## Stored entries

□ □ □ □

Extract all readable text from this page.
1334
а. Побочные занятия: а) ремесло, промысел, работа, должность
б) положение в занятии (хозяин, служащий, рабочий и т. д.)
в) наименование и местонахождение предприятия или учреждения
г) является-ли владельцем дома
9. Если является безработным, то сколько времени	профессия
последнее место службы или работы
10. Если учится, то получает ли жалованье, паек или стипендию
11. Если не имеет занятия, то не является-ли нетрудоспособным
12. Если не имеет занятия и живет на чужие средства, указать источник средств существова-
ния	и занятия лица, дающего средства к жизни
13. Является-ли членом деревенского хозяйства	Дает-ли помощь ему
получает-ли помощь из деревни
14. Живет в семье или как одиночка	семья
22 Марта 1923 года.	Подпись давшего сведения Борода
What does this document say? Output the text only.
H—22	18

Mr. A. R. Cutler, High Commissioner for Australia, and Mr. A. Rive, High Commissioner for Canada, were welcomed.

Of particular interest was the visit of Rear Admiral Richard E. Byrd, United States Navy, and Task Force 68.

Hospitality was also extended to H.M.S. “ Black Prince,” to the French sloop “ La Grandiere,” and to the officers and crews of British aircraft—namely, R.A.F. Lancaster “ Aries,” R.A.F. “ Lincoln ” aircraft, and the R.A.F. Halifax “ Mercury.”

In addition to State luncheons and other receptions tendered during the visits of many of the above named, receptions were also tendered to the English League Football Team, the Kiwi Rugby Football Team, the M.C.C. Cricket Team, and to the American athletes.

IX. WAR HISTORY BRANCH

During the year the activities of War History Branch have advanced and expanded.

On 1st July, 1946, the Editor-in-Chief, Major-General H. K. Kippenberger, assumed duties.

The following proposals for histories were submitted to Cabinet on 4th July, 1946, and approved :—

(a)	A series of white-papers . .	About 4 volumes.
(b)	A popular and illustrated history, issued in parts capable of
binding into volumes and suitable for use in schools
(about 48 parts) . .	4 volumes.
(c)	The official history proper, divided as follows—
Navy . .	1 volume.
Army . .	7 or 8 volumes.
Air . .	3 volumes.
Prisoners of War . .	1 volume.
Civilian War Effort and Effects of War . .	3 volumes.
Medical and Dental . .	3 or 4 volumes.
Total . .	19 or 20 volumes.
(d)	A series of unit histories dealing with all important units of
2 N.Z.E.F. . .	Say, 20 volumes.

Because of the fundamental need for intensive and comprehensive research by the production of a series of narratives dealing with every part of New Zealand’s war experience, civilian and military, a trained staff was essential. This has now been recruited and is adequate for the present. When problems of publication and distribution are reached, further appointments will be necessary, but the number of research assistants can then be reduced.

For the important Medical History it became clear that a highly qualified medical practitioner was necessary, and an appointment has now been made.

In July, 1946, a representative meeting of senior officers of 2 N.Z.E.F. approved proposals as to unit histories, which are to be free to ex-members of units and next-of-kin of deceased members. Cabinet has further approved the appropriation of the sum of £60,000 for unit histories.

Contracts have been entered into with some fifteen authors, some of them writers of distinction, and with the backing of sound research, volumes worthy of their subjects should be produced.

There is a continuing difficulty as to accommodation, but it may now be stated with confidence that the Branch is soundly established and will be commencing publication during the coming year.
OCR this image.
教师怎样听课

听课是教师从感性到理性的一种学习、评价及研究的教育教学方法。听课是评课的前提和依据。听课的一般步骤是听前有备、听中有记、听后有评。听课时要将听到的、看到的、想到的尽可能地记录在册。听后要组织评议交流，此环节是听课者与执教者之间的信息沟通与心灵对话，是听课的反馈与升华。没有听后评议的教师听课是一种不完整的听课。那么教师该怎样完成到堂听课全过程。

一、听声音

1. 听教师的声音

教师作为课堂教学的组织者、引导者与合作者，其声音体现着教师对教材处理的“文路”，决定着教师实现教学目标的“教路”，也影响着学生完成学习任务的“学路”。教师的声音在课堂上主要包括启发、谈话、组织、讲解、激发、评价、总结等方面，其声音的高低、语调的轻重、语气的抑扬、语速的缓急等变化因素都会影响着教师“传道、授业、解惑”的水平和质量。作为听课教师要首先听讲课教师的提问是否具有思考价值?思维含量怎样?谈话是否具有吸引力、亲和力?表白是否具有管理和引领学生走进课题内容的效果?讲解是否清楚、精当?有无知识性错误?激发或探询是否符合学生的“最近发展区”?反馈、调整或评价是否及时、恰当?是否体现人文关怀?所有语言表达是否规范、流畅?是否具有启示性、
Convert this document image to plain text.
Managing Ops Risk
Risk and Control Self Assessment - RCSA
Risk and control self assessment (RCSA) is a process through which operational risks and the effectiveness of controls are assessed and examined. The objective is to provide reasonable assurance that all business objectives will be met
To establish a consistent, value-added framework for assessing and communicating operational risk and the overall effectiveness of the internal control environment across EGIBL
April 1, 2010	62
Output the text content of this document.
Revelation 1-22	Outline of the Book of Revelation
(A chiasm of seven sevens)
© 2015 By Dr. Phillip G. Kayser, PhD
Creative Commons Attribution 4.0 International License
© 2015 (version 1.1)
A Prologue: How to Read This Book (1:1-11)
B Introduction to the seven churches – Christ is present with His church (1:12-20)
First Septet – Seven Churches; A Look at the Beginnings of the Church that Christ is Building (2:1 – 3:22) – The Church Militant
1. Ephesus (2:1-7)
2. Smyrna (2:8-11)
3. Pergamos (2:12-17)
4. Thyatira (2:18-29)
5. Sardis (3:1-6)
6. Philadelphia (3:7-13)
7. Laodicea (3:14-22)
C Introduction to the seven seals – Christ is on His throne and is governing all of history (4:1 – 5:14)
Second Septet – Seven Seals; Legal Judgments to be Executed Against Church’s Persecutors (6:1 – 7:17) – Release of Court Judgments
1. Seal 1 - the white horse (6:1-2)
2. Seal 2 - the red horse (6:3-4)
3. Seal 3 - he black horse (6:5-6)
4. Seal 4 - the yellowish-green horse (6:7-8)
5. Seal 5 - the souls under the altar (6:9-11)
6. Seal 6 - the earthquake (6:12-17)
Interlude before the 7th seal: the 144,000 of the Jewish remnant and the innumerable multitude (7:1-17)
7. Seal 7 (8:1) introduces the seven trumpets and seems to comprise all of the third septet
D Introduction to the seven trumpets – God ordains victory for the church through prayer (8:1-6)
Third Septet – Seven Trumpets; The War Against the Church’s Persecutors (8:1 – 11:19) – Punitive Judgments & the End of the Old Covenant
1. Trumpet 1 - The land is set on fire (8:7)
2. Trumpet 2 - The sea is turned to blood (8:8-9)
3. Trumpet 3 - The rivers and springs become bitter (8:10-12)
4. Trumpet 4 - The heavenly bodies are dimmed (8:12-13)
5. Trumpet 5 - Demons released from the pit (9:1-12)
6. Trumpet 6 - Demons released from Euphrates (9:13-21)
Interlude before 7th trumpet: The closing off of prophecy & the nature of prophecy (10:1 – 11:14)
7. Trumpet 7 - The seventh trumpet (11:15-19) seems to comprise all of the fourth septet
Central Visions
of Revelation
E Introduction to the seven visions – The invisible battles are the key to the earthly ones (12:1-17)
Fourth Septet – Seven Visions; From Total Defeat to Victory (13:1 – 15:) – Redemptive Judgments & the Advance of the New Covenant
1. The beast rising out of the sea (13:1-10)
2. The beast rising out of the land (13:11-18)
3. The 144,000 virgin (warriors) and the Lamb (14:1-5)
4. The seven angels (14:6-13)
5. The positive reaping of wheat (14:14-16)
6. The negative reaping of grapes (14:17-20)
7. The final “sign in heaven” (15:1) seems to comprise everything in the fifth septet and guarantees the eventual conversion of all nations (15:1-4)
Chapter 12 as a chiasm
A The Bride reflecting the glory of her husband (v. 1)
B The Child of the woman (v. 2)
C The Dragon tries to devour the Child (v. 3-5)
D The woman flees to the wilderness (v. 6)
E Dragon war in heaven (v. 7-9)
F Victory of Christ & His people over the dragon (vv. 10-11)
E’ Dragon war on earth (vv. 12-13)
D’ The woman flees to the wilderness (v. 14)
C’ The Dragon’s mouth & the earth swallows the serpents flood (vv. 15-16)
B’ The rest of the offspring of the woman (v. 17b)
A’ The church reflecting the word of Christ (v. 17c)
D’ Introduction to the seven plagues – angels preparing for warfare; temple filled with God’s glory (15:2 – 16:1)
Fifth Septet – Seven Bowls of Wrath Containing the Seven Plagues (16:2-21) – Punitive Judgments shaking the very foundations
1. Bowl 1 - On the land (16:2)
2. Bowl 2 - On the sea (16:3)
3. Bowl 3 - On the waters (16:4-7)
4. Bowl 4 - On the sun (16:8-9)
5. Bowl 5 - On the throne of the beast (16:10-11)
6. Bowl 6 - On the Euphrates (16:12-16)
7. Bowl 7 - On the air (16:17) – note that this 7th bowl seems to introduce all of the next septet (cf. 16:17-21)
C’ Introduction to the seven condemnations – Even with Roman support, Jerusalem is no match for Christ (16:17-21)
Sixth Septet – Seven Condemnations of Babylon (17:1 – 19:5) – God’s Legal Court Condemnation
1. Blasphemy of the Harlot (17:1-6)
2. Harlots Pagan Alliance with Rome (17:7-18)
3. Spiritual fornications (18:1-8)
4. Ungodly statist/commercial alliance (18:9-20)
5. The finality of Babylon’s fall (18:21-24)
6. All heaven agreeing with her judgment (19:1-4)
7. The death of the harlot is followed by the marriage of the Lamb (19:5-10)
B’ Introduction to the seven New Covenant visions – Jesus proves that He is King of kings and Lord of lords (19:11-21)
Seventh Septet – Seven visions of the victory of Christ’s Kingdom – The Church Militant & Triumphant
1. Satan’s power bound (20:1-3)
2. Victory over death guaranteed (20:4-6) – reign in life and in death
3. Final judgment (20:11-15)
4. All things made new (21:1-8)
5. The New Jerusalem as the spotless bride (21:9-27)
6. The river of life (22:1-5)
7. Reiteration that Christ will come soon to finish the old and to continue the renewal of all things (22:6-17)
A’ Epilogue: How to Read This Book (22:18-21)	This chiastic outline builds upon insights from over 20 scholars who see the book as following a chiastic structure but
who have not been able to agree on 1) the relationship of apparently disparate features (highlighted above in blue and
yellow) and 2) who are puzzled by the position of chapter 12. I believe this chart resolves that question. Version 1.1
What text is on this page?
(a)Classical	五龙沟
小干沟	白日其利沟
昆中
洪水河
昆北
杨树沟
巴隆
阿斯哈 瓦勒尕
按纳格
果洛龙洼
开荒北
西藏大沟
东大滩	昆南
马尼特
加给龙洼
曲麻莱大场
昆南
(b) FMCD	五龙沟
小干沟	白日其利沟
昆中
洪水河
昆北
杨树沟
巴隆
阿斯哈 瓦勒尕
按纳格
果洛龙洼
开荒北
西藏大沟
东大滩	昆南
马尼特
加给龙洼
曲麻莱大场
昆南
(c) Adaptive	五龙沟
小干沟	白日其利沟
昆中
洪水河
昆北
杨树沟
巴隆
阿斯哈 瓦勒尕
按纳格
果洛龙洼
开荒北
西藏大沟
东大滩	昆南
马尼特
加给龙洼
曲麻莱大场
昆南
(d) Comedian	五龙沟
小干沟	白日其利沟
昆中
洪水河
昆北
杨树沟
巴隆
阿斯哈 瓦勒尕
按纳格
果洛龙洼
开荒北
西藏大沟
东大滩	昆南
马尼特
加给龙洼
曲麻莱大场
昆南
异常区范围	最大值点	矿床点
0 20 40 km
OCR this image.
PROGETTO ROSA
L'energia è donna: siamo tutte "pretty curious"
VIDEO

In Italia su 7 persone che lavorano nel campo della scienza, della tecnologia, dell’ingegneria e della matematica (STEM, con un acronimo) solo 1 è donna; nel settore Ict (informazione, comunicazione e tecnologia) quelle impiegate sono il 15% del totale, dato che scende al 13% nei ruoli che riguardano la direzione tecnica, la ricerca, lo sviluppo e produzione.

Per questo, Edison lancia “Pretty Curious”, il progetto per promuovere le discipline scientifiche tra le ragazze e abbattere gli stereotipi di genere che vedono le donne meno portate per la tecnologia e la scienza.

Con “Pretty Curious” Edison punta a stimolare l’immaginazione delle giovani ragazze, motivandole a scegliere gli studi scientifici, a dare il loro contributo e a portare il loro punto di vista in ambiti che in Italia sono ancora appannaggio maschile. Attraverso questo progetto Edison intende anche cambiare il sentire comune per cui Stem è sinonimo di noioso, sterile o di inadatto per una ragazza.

□ □ □ □

Count every line of the records that holds "Punitive". State the number, nothing else.

## Written response
2